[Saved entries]
********************

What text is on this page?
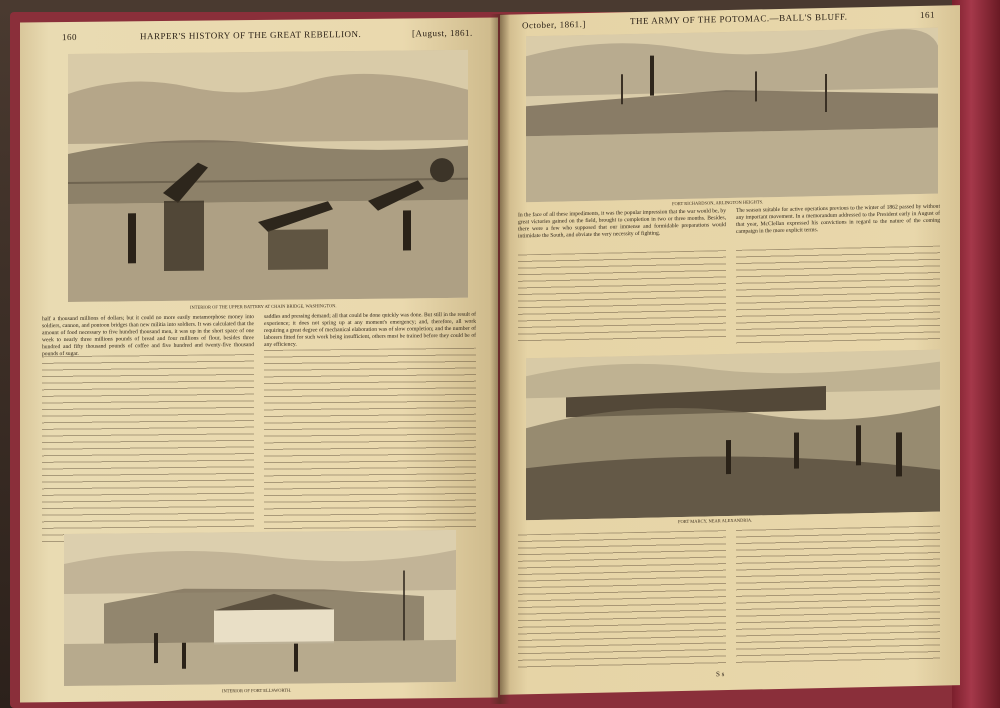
160	HARPER'S HISTORY OF THE GREAT REBELLION.	[August, 1861.
INTERIOR OF THE UPPER BATTERY AT CHAIN BRIDGE, WASHINGTON.
half a thousand millions of dollars; but it could no more easily metamorphose money into soldiers, cannon, and pontoon bridges than new militia into soldiers. It was calculated that the amount of food necessary to five hundred thousand men, it was up in the short space of one week to nearly three millions pounds of bread and four millions of flour, besides three hundred and fifty thousand pounds of coffee and five hundred and twenty-five thousand pounds of sugar.
saddles and pressing demand; all that could be done quickly was done. But still in the result of experience; it does not spring up at any moment's emergency; and, therefore, all work requiring a great degree of mechanical elaboration was of slow completion; and the number of laborers fitted for such work being insufficient, others must be trained before they could be of any efficiency.
INTERIOR OF FORT ELLSWORTH.
October, 1861.]	THE ARMY OF THE POTOMAC.—BALL'S BLUFF.	161
FORT RICHARDSON, ARLINGTON HEIGHTS.
In the face of all these impediments, it was the popular impression that the war would be, by great victories gained on the field, brought to completion in two or three months. Besides, there were a few who supposed that our immense and formidable preparations would intimidate the South, and obviate the very necessity of fighting.
The season suitable for active operations previous to the winter of 1862 passed by without any important movement. In a memorandum addressed to the President early in August of that year, McClellan expressed his convictions in regard to the nature of the coming campaign in the more explicit terms.
FORT MARCY, NEAR ALEXANDRIA.
S s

********************

INSTRUCTIONS TO FOLLOW:
Write the records out once more, exactly as they appear, with no pictures.

WRITTEN RESPONSE:
What text is on this page?
160	HARPER'S HISTORY OF THE GREAT REBELLION.	[August, 1861.
INTERIOR OF THE UPPER BATTERY AT CHAIN BRIDGE, WASHINGTON.
half a thousand millions of dollars; but it could no more easily metamorphose money into soldiers, cannon, and pontoon bridges than new militia into soldiers. It was calculated that the amount of food necessary to five hundred thousand men, it was up in the short space of one week to nearly three millions pounds of bread and four millions of flour, besides three hundred and fifty thousand pounds of coffee and five hundred and twenty-five thousand pounds of sugar.
saddles and pressing demand; all that could be done quickly was done. But still in the result of experience; it does not spring up at any moment's emergency; and, therefore, all work requiring a great degree of mechanical elaboration was of slow completion; and the number of laborers fitted for such work being insufficient, others must be trained before they could be of any efficiency.
INTERIOR OF FORT ELLSWORTH.
October, 1861.]	THE ARMY OF THE POTOMAC.—BALL'S BLUFF.	161
FORT RICHARDSON, ARLINGTON HEIGHTS.
In the face of all these impediments, it was the popular impression that the war would be, by great victories gained on the field, brought to completion in two or three months. Besides, there were a few who supposed that our immense and formidable preparations would intimidate the South, and obviate the very necessity of fighting.
The season suitable for active operations previous to the winter of 1862 passed by without any important movement. In a memorandum addressed to the President early in August of that year, McClellan expressed his convictions in regard to the nature of the coming campaign in the more explicit terms.
FORT MARCY, NEAR ALEXANDRIA.
S s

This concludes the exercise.